# PROBLEM TO WORK ON
Which lines contain the string "JSON"? Please list every one of them.

[START OF RECORDS FOR PROCESSING]

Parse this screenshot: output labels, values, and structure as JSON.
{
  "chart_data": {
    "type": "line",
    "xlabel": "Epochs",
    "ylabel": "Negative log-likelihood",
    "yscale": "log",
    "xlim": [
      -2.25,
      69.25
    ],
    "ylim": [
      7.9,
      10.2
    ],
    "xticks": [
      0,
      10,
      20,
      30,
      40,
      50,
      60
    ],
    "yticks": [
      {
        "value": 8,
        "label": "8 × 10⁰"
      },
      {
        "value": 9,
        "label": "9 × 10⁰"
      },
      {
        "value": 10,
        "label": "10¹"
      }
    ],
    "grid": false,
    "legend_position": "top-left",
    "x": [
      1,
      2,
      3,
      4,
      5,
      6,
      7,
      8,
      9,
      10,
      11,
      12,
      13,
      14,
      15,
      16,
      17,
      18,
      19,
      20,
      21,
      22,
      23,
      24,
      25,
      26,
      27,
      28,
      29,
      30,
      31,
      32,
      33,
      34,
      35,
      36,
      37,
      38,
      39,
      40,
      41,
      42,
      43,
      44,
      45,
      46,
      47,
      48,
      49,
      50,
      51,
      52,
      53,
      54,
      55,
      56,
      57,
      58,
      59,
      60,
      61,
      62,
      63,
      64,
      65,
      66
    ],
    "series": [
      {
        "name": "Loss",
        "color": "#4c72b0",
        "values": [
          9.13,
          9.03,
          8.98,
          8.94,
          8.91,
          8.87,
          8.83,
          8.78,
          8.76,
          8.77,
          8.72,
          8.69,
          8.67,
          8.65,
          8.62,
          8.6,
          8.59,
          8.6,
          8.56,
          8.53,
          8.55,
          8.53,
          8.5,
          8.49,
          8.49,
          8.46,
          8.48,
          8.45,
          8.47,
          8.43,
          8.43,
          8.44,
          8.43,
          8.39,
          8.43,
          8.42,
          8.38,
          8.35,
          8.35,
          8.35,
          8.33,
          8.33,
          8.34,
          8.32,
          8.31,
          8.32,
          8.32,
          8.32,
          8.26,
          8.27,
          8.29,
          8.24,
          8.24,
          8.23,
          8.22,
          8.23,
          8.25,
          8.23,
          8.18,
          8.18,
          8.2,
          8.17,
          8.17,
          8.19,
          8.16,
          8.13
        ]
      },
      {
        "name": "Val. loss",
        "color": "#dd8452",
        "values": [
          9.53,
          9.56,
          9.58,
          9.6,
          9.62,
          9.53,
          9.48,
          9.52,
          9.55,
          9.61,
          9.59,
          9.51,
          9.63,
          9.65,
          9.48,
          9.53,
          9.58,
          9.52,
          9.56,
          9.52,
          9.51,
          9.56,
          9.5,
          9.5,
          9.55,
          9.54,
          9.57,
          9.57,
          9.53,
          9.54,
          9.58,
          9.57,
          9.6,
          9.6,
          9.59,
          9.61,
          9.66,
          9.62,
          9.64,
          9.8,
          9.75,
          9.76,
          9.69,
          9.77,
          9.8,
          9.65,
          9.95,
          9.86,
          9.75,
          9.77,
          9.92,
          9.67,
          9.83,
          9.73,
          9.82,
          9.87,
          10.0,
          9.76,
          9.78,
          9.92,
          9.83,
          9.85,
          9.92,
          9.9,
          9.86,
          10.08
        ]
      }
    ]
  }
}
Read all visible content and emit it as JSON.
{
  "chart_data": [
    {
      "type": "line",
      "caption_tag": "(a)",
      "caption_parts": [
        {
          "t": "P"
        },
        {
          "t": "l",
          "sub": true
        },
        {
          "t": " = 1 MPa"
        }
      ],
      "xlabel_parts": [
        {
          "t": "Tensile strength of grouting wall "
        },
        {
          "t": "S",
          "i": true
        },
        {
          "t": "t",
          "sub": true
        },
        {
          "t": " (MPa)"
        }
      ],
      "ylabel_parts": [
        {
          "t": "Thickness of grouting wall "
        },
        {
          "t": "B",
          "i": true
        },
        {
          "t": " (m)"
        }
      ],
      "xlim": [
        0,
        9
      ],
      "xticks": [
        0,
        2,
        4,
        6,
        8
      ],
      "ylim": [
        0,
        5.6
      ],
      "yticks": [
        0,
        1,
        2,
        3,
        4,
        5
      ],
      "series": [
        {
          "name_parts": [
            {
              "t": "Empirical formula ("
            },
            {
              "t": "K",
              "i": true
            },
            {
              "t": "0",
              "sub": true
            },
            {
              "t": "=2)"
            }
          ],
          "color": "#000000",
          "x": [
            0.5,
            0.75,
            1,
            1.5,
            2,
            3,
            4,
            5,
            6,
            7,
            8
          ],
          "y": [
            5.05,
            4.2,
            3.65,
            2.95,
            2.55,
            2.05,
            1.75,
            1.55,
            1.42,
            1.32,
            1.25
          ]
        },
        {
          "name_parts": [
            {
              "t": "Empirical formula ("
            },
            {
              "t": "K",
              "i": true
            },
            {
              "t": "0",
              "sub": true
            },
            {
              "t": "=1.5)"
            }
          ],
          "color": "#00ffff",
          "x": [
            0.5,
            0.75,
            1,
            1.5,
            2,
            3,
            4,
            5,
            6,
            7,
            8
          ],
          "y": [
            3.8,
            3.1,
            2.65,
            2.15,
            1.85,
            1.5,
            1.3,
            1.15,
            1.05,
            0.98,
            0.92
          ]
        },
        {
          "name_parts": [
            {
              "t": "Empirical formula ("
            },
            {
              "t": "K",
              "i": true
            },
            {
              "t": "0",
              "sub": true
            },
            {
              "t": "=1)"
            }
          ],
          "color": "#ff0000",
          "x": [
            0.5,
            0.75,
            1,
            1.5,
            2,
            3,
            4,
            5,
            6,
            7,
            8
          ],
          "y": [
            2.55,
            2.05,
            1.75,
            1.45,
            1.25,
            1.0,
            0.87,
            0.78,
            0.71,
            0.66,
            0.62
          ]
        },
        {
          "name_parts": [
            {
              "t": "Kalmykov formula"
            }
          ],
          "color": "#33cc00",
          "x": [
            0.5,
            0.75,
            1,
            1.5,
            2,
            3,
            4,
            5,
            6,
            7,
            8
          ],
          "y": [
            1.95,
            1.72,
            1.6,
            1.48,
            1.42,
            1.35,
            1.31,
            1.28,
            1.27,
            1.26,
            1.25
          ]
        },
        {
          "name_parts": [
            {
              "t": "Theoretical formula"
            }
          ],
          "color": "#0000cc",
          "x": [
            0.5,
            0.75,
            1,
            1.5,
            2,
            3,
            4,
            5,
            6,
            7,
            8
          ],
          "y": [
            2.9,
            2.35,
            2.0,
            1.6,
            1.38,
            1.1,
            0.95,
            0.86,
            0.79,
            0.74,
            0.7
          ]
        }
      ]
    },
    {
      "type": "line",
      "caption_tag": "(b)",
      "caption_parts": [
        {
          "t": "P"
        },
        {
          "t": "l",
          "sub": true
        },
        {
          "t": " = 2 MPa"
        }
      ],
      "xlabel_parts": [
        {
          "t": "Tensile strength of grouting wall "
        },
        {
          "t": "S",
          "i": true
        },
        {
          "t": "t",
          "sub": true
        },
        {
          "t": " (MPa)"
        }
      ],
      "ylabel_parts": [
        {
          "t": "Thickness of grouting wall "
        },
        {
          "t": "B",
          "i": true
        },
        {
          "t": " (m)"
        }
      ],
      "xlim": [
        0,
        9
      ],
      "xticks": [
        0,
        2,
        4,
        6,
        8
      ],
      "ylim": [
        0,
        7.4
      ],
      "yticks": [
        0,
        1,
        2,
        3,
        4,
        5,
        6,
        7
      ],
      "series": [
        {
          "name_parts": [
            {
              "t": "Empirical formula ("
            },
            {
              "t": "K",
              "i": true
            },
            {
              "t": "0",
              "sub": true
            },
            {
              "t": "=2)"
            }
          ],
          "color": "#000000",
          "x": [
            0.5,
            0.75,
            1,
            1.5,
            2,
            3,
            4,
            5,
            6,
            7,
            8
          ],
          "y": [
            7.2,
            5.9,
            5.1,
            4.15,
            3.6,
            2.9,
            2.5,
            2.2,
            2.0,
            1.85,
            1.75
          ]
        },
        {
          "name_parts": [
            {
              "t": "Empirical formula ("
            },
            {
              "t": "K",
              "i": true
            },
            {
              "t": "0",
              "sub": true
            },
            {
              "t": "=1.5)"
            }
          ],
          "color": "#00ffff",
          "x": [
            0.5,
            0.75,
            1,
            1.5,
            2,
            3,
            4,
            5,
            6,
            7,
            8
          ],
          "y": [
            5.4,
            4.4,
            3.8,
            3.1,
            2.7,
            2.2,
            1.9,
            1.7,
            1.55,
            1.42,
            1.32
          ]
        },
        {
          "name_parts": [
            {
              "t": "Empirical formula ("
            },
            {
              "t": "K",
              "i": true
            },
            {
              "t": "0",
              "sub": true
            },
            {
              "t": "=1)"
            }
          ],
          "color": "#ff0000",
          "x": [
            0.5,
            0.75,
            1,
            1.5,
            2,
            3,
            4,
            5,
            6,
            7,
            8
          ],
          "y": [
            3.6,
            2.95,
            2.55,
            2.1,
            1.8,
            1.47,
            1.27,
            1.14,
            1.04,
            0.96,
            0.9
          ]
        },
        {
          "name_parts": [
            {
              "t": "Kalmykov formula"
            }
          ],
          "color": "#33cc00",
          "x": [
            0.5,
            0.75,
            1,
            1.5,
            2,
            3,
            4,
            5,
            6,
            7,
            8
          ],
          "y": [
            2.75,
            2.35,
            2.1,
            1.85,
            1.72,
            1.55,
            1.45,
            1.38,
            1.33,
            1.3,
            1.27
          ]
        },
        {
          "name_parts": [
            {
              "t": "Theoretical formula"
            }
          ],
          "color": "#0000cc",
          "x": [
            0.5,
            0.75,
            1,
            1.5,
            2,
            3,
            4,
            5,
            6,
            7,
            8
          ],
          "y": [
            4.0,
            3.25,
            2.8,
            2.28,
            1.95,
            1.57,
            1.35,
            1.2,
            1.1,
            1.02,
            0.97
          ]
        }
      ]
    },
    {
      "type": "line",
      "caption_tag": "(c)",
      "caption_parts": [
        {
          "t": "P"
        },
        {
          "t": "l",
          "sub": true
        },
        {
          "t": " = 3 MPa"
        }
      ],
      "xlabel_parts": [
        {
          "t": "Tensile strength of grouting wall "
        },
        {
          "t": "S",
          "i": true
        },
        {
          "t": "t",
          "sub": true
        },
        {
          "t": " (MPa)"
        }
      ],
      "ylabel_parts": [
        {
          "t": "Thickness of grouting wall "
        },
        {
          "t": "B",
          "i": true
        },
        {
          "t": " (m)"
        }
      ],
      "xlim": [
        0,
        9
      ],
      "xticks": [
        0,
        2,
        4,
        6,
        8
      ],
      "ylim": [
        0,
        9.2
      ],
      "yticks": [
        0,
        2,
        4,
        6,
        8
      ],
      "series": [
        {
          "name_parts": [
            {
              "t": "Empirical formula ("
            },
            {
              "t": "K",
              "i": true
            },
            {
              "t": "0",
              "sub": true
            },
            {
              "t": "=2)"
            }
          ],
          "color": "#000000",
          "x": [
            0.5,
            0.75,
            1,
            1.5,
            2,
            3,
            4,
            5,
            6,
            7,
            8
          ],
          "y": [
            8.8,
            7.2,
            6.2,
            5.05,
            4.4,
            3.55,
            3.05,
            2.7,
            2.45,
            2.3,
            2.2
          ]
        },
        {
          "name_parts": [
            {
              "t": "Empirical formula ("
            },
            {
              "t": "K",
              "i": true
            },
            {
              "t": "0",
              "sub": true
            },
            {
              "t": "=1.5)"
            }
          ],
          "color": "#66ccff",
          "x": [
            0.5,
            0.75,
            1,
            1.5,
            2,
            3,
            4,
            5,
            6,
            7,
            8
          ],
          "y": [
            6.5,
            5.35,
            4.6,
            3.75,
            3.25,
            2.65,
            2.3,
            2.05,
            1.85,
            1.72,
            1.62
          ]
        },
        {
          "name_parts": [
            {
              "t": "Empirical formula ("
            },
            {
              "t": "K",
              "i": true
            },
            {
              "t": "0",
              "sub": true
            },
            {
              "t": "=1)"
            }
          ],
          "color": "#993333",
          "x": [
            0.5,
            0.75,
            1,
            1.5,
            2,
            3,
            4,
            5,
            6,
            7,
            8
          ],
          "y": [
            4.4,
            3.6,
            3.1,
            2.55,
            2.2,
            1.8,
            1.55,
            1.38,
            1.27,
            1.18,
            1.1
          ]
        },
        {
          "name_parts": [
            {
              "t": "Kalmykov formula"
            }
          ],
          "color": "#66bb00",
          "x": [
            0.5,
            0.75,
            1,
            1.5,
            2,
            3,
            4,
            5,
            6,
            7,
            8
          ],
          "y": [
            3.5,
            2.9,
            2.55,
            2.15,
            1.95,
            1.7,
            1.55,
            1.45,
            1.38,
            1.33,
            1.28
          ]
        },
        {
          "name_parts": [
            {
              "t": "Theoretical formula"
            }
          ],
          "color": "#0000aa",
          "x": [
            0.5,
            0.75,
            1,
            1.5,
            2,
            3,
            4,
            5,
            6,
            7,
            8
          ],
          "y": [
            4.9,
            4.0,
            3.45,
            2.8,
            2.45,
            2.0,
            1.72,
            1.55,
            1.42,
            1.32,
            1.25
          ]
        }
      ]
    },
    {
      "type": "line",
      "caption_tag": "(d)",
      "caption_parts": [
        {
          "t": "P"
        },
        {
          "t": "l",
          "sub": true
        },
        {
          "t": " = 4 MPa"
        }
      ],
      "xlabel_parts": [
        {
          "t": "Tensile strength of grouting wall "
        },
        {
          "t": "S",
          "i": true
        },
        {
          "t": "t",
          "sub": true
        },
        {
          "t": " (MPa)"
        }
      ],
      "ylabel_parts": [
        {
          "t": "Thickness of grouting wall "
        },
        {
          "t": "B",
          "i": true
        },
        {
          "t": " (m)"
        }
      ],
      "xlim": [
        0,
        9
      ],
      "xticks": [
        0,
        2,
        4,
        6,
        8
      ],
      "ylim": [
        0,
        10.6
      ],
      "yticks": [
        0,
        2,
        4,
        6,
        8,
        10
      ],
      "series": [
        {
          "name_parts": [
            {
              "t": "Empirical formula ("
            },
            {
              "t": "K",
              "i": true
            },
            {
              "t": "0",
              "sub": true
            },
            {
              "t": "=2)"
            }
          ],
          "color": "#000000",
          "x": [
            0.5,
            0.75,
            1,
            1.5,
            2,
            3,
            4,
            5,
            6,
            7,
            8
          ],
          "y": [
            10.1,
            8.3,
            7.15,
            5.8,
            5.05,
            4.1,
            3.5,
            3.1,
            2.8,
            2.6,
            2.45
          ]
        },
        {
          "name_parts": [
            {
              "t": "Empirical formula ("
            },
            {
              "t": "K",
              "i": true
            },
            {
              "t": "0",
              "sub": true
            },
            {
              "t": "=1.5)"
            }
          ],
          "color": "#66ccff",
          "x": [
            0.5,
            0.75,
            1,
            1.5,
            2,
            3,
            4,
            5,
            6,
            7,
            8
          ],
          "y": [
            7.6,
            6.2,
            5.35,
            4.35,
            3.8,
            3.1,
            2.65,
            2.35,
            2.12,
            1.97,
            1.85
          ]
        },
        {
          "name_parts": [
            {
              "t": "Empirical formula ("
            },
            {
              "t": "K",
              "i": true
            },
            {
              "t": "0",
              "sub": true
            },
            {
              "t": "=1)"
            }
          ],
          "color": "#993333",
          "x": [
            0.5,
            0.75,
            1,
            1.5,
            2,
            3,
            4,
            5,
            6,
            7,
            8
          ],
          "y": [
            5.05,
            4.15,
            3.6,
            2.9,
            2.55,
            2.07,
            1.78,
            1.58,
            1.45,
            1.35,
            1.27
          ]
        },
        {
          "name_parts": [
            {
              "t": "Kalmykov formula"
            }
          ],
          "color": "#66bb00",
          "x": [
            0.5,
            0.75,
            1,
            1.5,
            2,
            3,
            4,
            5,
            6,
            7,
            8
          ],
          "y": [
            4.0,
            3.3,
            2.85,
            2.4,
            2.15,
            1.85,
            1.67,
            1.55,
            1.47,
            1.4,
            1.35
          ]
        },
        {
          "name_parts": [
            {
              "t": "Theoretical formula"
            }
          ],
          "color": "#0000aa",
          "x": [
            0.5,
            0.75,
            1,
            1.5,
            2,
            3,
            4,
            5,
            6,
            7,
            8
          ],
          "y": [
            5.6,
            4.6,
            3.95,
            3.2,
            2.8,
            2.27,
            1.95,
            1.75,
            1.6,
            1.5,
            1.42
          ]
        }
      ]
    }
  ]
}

[END OF RECORDS FOR PROCESSING]

# PROBLEM SOLUTION
Parse this screenshot: output labels, values, and structure as JSON.
Read all visible content and emit it as JSON.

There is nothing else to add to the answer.